──────── RECORDS TO USE ────────
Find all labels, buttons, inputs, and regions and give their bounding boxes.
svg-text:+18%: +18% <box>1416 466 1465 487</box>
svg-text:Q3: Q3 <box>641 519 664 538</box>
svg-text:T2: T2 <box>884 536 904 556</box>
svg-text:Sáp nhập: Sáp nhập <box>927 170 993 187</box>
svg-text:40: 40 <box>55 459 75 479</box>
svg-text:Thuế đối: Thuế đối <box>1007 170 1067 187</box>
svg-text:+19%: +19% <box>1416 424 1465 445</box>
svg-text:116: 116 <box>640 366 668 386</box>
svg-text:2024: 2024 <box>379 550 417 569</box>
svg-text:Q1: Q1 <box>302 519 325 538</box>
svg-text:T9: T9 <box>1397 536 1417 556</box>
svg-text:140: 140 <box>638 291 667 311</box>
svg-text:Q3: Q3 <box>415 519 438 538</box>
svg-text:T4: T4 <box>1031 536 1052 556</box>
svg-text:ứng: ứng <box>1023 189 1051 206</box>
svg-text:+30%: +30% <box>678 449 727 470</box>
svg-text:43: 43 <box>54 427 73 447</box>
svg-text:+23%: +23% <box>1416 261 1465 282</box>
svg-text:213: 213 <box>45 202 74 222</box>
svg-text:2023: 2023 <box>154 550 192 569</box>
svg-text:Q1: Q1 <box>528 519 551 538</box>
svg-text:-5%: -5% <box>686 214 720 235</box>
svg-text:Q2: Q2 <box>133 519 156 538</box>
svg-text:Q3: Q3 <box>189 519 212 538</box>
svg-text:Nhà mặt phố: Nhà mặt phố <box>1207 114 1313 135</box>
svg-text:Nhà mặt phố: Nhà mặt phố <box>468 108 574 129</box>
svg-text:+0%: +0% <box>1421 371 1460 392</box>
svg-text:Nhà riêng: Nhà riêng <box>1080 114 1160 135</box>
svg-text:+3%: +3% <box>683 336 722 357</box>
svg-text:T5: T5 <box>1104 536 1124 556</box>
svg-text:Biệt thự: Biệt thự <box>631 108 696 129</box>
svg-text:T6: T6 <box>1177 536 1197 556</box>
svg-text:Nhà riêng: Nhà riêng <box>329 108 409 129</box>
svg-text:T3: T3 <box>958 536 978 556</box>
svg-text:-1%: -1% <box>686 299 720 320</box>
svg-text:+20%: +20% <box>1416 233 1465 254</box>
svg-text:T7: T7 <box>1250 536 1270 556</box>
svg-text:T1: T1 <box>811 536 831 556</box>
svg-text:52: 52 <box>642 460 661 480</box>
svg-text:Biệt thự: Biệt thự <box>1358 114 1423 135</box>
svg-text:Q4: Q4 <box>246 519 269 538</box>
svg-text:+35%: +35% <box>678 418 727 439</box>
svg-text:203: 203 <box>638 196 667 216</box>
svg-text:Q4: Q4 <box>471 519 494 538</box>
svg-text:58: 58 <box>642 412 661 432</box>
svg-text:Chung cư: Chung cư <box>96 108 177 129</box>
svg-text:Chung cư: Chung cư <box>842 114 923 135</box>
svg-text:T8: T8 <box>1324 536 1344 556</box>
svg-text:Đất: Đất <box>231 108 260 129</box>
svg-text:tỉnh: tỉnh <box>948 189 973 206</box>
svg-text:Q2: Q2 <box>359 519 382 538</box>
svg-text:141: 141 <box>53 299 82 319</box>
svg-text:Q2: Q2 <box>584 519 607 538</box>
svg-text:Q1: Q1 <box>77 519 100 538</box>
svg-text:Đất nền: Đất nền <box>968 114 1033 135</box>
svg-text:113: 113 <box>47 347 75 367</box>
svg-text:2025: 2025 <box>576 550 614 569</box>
────────
WHAT TO WORK ON -
Quote every line of the material above word for word, in the same order.

RESPONSE FOR THIS EXERCISE -
Find all labels, buttons, inputs, and regions and give their bounding boxes.
svg-text:+18%: +18% <box>1416 466 1465 487</box>
svg-text:Q3: Q3 <box>641 519 664 538</box>
svg-text:T2: T2 <box>884 536 904 556</box>
svg-text:Sáp nhập: Sáp nhập <box>927 170 993 187</box>
svg-text:40: 40 <box>55 459 75 479</box>
svg-text:Thuế đối: Thuế đối <box>1007 170 1067 187</box>
svg-text:+19%: +19% <box>1416 424 1465 445</box>
svg-text:116: 116 <box>640 366 668 386</box>
svg-text:2024: 2024 <box>379 550 417 569</box>
svg-text:Q1: Q1 <box>302 519 325 538</box>
svg-text:T9: T9 <box>1397 536 1417 556</box>
svg-text:140: 140 <box>638 291 667 311</box>
svg-text:Q3: Q3 <box>415 519 438 538</box>
svg-text:T4: T4 <box>1031 536 1052 556</box>
svg-text:ứng: ứng <box>1023 189 1051 206</box>
svg-text:+30%: +30% <box>678 449 727 470</box>
svg-text:43: 43 <box>54 427 73 447</box>
svg-text:+23%: +23% <box>1416 261 1465 282</box>
svg-text:213: 213 <box>45 202 74 222</box>
svg-text:2023: 2023 <box>154 550 192 569</box>
svg-text:Q1: Q1 <box>528 519 551 538</box>
svg-text:-5%: -5% <box>686 214 720 235</box>
svg-text:Q2: Q2 <box>133 519 156 538</box>
svg-text:Q3: Q3 <box>189 519 212 538</box>
svg-text:Nhà mặt phố: Nhà mặt phố <box>1207 114 1313 135</box>
svg-text:Nhà mặt phố: Nhà mặt phố <box>468 108 574 129</box>
svg-text:+0%: +0% <box>1421 371 1460 392</box>
svg-text:Nhà riêng: Nhà riêng <box>1080 114 1160 135</box>
svg-text:+3%: +3% <box>683 336 722 357</box>
svg-text:T5: T5 <box>1104 536 1124 556</box>
svg-text:Biệt thự: Biệt thự <box>631 108 696 129</box>
svg-text:T6: T6 <box>1177 536 1197 556</box>
svg-text:Nhà riêng: Nhà riêng <box>329 108 409 129</box>
svg-text:T3: T3 <box>958 536 978 556</box>
svg-text:-1%: -1% <box>686 299 720 320</box>
svg-text:+20%: +20% <box>1416 233 1465 254</box>
svg-text:T7: T7 <box>1250 536 1270 556</box>
svg-text:T1: T1 <box>811 536 831 556</box>
svg-text:52: 52 <box>642 460 661 480</box>
svg-text:Biệt thự: Biệt thự <box>1358 114 1423 135</box>
svg-text:Q4: Q4 <box>246 519 269 538</box>
svg-text:+35%: +35% <box>678 418 727 439</box>
svg-text:203: 203 <box>638 196 667 216</box>
svg-text:Q4: Q4 <box>471 519 494 538</box>
svg-text:58: 58 <box>642 412 661 432</box>
svg-text:Chung cư: Chung cư <box>96 108 177 129</box>
svg-text:Chung cư: Chung cư <box>842 114 923 135</box>
svg-text:T8: T8 <box>1324 536 1344 556</box>
svg-text:Đất: Đất <box>231 108 260 129</box>
svg-text:tỉnh: tỉnh <box>948 189 973 206</box>
svg-text:Q2: Q2 <box>359 519 382 538</box>
svg-text:141: 141 <box>53 299 82 319</box>
svg-text:Q2: Q2 <box>584 519 607 538</box>
svg-text:Q1: Q1 <box>77 519 100 538</box>
svg-text:Đất nền: Đất nền <box>968 114 1033 135</box>
svg-text:113: 113 <box>47 347 75 367</box>
svg-text:2025: 2025 <box>576 550 614 569</box>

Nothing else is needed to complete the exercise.